(TASK INSTRUCTIONS) What follows is a set of entries. Give them again exactly, without the pictures.

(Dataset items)
%%

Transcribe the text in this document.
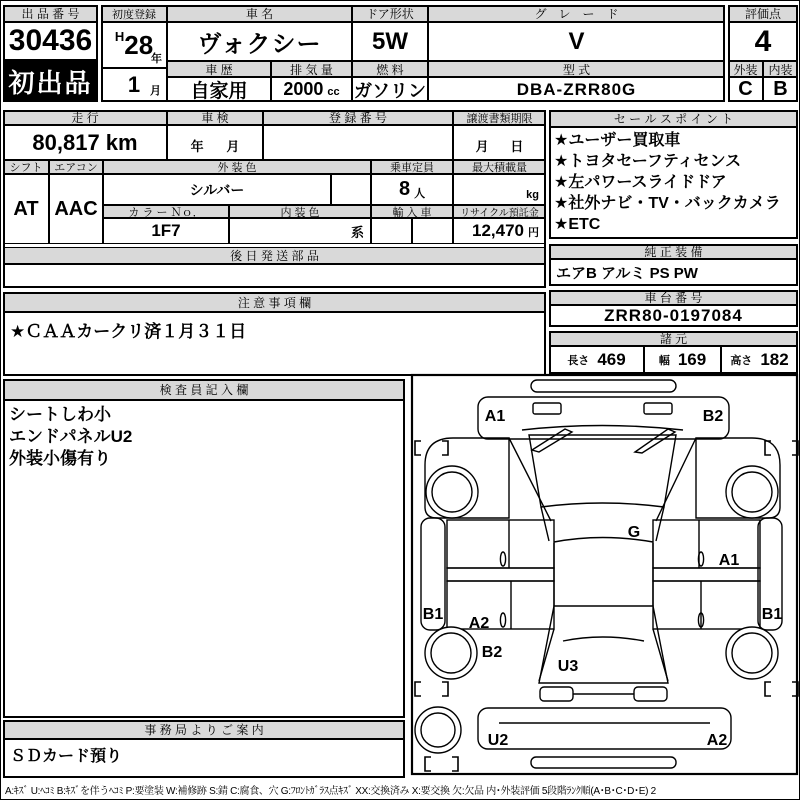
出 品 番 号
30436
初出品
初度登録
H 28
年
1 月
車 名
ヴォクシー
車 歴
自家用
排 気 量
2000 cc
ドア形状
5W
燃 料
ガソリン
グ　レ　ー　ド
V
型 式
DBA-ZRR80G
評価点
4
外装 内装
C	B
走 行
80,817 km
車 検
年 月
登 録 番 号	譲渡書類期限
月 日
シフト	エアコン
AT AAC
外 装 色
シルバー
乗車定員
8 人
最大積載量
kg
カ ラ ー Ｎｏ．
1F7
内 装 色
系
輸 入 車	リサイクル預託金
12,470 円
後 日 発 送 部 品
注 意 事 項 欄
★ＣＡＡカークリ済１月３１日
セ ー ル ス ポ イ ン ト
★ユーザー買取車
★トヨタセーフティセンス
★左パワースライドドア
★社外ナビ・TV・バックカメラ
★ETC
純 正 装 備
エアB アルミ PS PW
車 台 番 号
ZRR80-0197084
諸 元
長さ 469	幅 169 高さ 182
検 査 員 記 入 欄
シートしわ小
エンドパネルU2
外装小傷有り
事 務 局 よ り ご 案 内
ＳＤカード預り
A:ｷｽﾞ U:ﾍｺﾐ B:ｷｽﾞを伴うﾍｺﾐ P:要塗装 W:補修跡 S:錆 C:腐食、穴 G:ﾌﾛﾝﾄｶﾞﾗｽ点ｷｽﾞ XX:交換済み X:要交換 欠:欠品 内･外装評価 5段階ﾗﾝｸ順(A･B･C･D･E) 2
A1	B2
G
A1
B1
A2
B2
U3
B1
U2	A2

%%

(ANSWER FOR THIS EXERCISE)
Transcribe the text in this document.
出 品 番 号
30436
初出品
初度登録
H 28
年
1 月
車 名
ヴォクシー
車 歴
自家用
排 気 量
2000 cc
ドア形状
5W
燃 料
ガソリン
グ　レ　ー　ド
V
型 式
DBA-ZRR80G
評価点
4
外装 内装
C	B
走 行
80,817 km
車 検
年 月
登 録 番 号	譲渡書類期限
月 日
シフト	エアコン
AT AAC
外 装 色
シルバー
乗車定員
8 人
最大積載量
kg
カ ラ ー Ｎｏ．
1F7
内 装 色
系
輸 入 車	リサイクル預託金
12,470 円
後 日 発 送 部 品
注 意 事 項 欄
★ＣＡＡカークリ済１月３１日
セ ー ル ス ポ イ ン ト
★ユーザー買取車
★トヨタセーフティセンス
★左パワースライドドア
★社外ナビ・TV・バックカメラ
★ETC
純 正 装 備
エアB アルミ PS PW
車 台 番 号
ZRR80-0197084
諸 元
長さ 469	幅 169 高さ 182
検 査 員 記 入 欄
シートしわ小
エンドパネルU2
外装小傷有り
事 務 局 よ り ご 案 内
ＳＤカード預り
A:ｷｽﾞ U:ﾍｺﾐ B:ｷｽﾞを伴うﾍｺﾐ P:要塗装 W:補修跡 S:錆 C:腐食、穴 G:ﾌﾛﾝﾄｶﾞﾗｽ点ｷｽﾞ XX:交換済み X:要交換 欠:欠品 内･外装評価 5段階ﾗﾝｸ順(A･B･C･D･E) 2
A1	B2
G
A1
B1
A2
B2
U3
B1
U2	A2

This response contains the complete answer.